*Work instructions*.
A: Answer these questions from the forum thread on aluminum-cased ammo:
(i) Out of the first 30 shots, how many hits landed at 100 yards?
(ii) Which ammo was loaded for the second round of 30 shots, and how many of those were on target?
(iii) Which distance does one reply contrast with firing at 100 yards?
B: Continue the forum thread on aluminum-cased ammo from the point where it stops.

Start Text

When I finished my second magazine a guy that was watching me came over and asked if I was shooting reloads. I told him no, just this cheap stuff and showed him what I had. When I asked him why he walked me down range and pointed out where all my shots went. The worst was about thirty yards in front of me in the ground and they walked in from there with a few all around the target. There was also on about fifty yards and and into the berm 10' to my right. So out of 30 shots fired i managed only one hit at 100 yrds on an IDPA size target.

He said he watched everything I did and was pretty sure its wasn't me. So I then loaded up some WWB and fired 30 rounds again at 100 yrds and all 30 were on target.

From what I've googled people say aluminum cased works fine. I can't find anything about Sigs not liking it either, so did I just get a bad box? Anyone else have an experience like this with aluminum cased ammo?
 
I'm going to be as nice as possibly about this, but you never noticed that your rounds were impacting everywhere except your target? I get that you were shooting at 100 rounds, but it seems that you'd have noticed all the impacts between you and the target.

How often do you shoot at that distance with a handgun? It's a little different than firing at 25 yards or under. I'd take a look at the sights to make sure that the pistol is still sighted in at a closer distance...maybe they got banged? Other than that, I'd work on shooting the handgun at closer ranges before blazing away at 100 yards. I don't see ammo, even cheap stuff, causing that big of an issue.
 
I'm going to be as nice as possibly about this, but you never noticed that your rounds were impacting everywhere except your target? I get that you were shooting at 100 rounds, but it seems that you'd have noticed all the impacts between you and the target.

End Text
Start Data supplied

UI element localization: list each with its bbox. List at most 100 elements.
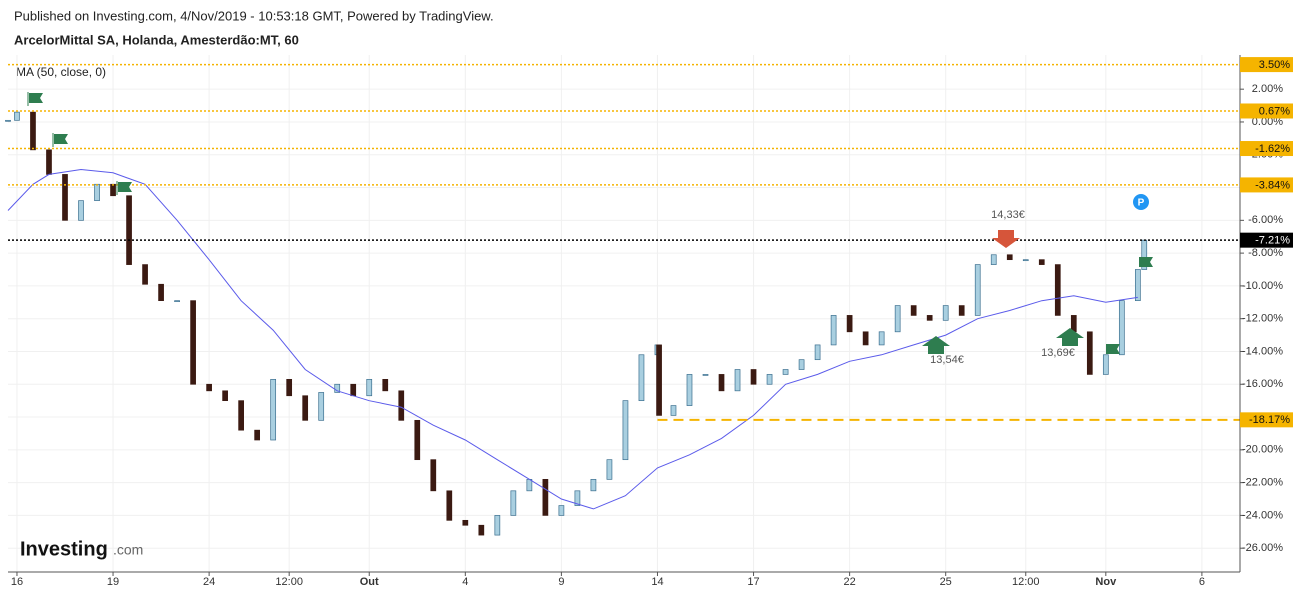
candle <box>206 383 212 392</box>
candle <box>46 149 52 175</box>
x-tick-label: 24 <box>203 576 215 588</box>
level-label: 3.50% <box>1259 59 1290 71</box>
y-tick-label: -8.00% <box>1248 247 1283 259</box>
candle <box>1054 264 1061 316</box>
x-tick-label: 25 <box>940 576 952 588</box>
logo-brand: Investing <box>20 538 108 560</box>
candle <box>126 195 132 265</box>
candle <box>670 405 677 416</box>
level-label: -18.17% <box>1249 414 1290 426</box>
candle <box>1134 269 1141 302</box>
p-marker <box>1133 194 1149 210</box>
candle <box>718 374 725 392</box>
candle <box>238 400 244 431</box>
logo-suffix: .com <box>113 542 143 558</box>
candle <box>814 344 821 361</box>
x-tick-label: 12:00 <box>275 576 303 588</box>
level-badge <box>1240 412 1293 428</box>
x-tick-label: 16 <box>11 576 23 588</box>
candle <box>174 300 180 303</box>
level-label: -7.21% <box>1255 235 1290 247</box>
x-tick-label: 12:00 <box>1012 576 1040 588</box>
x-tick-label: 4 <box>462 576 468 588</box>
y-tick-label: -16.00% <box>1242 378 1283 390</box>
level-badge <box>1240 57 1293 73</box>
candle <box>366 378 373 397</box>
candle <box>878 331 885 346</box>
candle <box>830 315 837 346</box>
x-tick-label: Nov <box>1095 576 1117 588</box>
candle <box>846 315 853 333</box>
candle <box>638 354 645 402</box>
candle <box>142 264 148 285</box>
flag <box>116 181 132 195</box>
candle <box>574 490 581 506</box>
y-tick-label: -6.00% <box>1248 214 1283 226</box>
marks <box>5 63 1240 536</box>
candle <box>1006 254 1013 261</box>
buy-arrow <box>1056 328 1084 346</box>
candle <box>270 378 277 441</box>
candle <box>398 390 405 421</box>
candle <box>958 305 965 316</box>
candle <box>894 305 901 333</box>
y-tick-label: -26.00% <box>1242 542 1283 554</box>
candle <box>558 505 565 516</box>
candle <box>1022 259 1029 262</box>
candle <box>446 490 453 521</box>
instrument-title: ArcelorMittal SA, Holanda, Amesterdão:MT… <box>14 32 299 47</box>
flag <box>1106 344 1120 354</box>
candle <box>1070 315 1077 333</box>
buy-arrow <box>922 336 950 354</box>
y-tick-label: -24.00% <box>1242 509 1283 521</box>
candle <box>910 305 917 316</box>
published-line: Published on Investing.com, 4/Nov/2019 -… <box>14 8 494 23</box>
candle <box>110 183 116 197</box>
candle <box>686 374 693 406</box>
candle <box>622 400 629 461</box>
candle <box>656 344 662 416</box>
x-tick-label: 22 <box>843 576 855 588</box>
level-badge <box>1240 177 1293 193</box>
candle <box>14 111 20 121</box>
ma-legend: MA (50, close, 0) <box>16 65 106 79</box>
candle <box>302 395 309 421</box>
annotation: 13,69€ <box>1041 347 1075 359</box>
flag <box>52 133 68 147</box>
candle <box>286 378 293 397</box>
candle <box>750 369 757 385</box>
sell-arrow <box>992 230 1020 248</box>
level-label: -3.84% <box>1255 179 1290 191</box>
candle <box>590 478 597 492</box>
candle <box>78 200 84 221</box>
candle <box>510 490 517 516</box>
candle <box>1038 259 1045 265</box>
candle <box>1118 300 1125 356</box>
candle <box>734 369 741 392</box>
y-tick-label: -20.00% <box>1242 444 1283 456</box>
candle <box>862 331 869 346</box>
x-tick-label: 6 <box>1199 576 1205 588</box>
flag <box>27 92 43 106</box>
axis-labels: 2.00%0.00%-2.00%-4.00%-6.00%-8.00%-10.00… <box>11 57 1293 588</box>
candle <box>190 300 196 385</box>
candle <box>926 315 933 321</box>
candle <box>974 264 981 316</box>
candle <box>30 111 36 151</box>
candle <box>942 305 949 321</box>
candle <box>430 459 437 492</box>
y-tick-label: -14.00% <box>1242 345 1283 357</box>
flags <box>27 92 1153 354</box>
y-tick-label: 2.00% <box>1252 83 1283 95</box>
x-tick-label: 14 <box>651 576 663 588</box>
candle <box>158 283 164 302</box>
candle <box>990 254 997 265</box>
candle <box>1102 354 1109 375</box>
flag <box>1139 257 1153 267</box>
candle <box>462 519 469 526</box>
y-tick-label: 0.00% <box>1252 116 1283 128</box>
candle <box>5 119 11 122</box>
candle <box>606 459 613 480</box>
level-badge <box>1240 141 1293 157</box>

End Data supplied

*Written responses*.
A:
(i) One hit on an IDPA-size target.
(ii) WWB; all 30 were on target.
(iii) 25 yards or under.

B:
How often do you shoot at that distance with a handgun? It's a little different than firing at 25 yards or under. I'd take a look at the sights to make sure that the pistol is still sighted in at a closer distance...maybe they got banged? Other than that, I'd work on shooting the handgun at closer ranges before blazing away at 100 yards. I don't see ammo, even cheap stuff, causing that big of an issue.

The snow was soft so there were no tell tale puffs or anything from the stray shots. Honestly I can't see hits at 100 yards on plain cardboard with my naked eye.

I only shoot that far with a handgun once in a while just for fun. Thats besides the point though because all 30 of my next shots with different ammo were on target.
 
The snow was soft so there were no tell tale puffs or anything from the stray shots. Honestly I can't see hits at 100 yards on plain cardboard with my naked eye.

I only shoot that far with a handgun once in a while just for fun. Thats besides the point though because all 30 of my next shots with different ammo were on target.
I still can't see the ammo causing what you were talking about. Maybe the low rounds, if there was *way* less powder in them, but impacting 10' off to one side? Nothing in the ammo is going to make that happen.

Did the individual rounds feel drastically different when you fired them?
 
I can see that I don't shoot match grade or anything but at even 7 yards with that stuff I get a weird little grouping.especially out of my 226 which is hands down my most accurate 9.
 
I still can't see the ammo causing what you were talking about. Maybe the low rounds, if there was *way* less powder in them, but impacting 10' off to one side? Nothing in the ammo is going to make that happen.

Did the individual rounds feel drastically different when you fired them?

I didn't notice anything between the individual rounds but there was definitely a difference between the Federal and WWB. Louder and stronger recoil, what I would call normal with the WWB. Only other thing I noticed was the ejected brass was grouped farther away than the aluminum.

I'm not convinced the flyer way out to my right was mine. The guy that was watching me could not have possibly seen it from the angle he was standing at and I'm fairly confident that I accounted for all my rounds because I went back and tried to find them all.

I can't really explain it, I know I'm not that bad of a shot and when I switched ammo I was all on target. I mean I didn't have one nice ragged hole but over half were into a sheet of paper I taped to the target. At 100 yards that is fine with me.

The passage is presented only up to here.